>> BEGIN The input

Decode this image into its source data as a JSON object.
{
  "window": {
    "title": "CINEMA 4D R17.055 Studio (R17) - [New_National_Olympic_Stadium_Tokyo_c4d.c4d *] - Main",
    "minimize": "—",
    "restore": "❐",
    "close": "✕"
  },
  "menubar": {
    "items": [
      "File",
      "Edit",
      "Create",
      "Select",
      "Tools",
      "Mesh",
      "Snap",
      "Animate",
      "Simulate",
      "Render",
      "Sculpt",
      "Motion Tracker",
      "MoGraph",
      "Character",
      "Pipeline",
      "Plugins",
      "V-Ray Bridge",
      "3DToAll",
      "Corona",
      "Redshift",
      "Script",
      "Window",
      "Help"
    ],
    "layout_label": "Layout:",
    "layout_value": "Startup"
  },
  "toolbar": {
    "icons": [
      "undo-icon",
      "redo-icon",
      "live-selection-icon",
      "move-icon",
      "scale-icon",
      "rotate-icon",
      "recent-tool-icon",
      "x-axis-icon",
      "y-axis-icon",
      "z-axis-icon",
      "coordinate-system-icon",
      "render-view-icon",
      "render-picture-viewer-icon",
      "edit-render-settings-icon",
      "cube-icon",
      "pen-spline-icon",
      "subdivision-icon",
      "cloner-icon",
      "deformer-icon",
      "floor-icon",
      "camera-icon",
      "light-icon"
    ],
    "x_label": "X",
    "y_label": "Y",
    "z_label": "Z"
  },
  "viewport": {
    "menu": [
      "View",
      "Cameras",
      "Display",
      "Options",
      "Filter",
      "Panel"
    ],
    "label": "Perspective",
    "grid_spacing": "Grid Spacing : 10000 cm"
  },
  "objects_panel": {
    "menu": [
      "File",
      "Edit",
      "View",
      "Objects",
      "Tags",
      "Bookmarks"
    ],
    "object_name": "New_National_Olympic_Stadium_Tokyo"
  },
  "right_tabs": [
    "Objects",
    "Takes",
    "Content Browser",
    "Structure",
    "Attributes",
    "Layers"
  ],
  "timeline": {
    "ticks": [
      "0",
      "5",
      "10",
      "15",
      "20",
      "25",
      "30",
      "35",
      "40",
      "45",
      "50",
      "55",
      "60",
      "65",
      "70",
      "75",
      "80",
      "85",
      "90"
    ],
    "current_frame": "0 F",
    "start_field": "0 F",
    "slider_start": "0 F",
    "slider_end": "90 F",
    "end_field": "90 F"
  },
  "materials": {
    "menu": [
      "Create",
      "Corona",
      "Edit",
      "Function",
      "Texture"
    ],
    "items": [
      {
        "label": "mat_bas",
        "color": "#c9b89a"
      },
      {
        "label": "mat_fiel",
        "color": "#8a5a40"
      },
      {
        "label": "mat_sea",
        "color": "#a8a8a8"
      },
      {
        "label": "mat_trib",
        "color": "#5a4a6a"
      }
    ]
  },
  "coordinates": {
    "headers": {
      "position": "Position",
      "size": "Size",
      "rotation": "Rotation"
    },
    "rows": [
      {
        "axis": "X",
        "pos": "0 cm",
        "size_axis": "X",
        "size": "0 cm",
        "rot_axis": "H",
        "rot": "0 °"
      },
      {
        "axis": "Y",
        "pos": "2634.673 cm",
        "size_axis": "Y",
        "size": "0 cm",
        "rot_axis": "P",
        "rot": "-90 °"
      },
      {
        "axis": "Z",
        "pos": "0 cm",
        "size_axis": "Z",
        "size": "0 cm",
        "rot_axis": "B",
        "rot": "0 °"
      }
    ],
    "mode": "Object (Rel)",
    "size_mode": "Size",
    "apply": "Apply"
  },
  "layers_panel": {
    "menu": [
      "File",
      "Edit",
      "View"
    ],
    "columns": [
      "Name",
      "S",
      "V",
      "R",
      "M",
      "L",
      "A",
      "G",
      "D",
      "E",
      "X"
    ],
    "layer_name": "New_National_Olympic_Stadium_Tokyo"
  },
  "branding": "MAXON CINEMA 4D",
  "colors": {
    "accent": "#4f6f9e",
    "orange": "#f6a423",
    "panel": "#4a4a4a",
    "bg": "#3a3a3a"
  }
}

>> END The input

• _The exercise_: Copy all the records above exactly, missing none.

• _Worked answer_:
Decode this image into its source data as a JSON object.
{
  "window": {
    "title": "CINEMA 4D R17.055 Studio (R17) - [New_National_Olympic_Stadium_Tokyo_c4d.c4d *] - Main",
    "minimize": "—",
    "restore": "❐",
    "close": "✕"
  },
  "menubar": {
    "items": [
      "File",
      "Edit",
      "Create",
      "Select",
      "Tools",
      "Mesh",
      "Snap",
      "Animate",
      "Simulate",
      "Render",
      "Sculpt",
      "Motion Tracker",
      "MoGraph",
      "Character",
      "Pipeline",
      "Plugins",
      "V-Ray Bridge",
      "3DToAll",
      "Corona",
      "Redshift",
      "Script",
      "Window",
      "Help"
    ],
    "layout_label": "Layout:",
    "layout_value": "Startup"
  },
  "toolbar": {
    "icons": [
      "undo-icon",
      "redo-icon",
      "live-selection-icon",
      "move-icon",
      "scale-icon",
      "rotate-icon",
      "recent-tool-icon",
      "x-axis-icon",
      "y-axis-icon",
      "z-axis-icon",
      "coordinate-system-icon",
      "render-view-icon",
      "render-picture-viewer-icon",
      "edit-render-settings-icon",
      "cube-icon",
      "pen-spline-icon",
      "subdivision-icon",
      "cloner-icon",
      "deformer-icon",
      "floor-icon",
      "camera-icon",
      "light-icon"
    ],
    "x_label": "X",
    "y_label": "Y",
    "z_label": "Z"
  },
  "viewport": {
    "menu": [
      "View",
      "Cameras",
      "Display",
      "Options",
      "Filter",
      "Panel"
    ],
    "label": "Perspective",
    "grid_spacing": "Grid Spacing : 10000 cm"
  },
  "objects_panel": {
    "menu": [
      "File",
      "Edit",
      "View",
      "Objects",
      "Tags",
      "Bookmarks"
    ],
    "object_name": "New_National_Olympic_Stadium_Tokyo"
  },
  "right_tabs": [
    "Objects",
    "Takes",
    "Content Browser",
    "Structure",
    "Attributes",
    "Layers"
  ],
  "timeline": {
    "ticks": [
      "0",
      "5",
      "10",
      "15",
      "20",
      "25",
      "30",
      "35",
      "40",
      "45",
      "50",
      "55",
      "60",
      "65",
      "70",
      "75",
      "80",
      "85",
      "90"
    ],
    "current_frame": "0 F",
    "start_field": "0 F",
    "slider_start": "0 F",
    "slider_end": "90 F",
    "end_field": "90 F"
  },
  "materials": {
    "menu": [
      "Create",
      "Corona",
      "Edit",
      "Function",
      "Texture"
    ],
    "items": [
      {
        "label": "mat_bas",
        "color": "#c9b89a"
      },
      {
        "label": "mat_fiel",
        "color": "#8a5a40"
      },
      {
        "label": "mat_sea",
        "color": "#a8a8a8"
      },
      {
        "label": "mat_trib",
        "color": "#5a4a6a"
      }
    ]
  },
  "coordinates": {
    "headers": {
      "position": "Position",
      "size": "Size",
      "rotation": "Rotation"
    },
    "rows": [
      {
        "axis": "X",
        "pos": "0 cm",
        "size_axis": "X",
        "size": "0 cm",
        "rot_axis": "H",
        "rot": "0 °"
      },
      {
        "axis": "Y",
        "pos": "2634.673 cm",
        "size_axis": "Y",
        "size": "0 cm",
        "rot_axis": "P",
        "rot": "-90 °"
      },
      {
        "axis": "Z",
        "pos": "0 cm",
        "size_axis": "Z",
        "size": "0 cm",
        "rot_axis": "B",
        "rot": "0 °"
      }
    ],
    "mode": "Object (Rel)",
    "size_mode": "Size",
    "apply": "Apply"
  },
  "layers_panel": {
    "menu": [
      "File",
      "Edit",
      "View"
    ],
    "columns": [
      "Name",
      "S",
      "V",
      "R",
      "M",
      "L",
      "A",
      "G",
      "D",
      "E",
      "X"
    ],
    "layer_name": "New_National_Olympic_Stadium_Tokyo"
  },
  "branding": "MAXON CINEMA 4D",
  "colors": {
    "accent": "#4f6f9e",
    "orange": "#f6a423",
    "panel": "#4a4a4a",
    "bg": "#3a3a3a"
  }
}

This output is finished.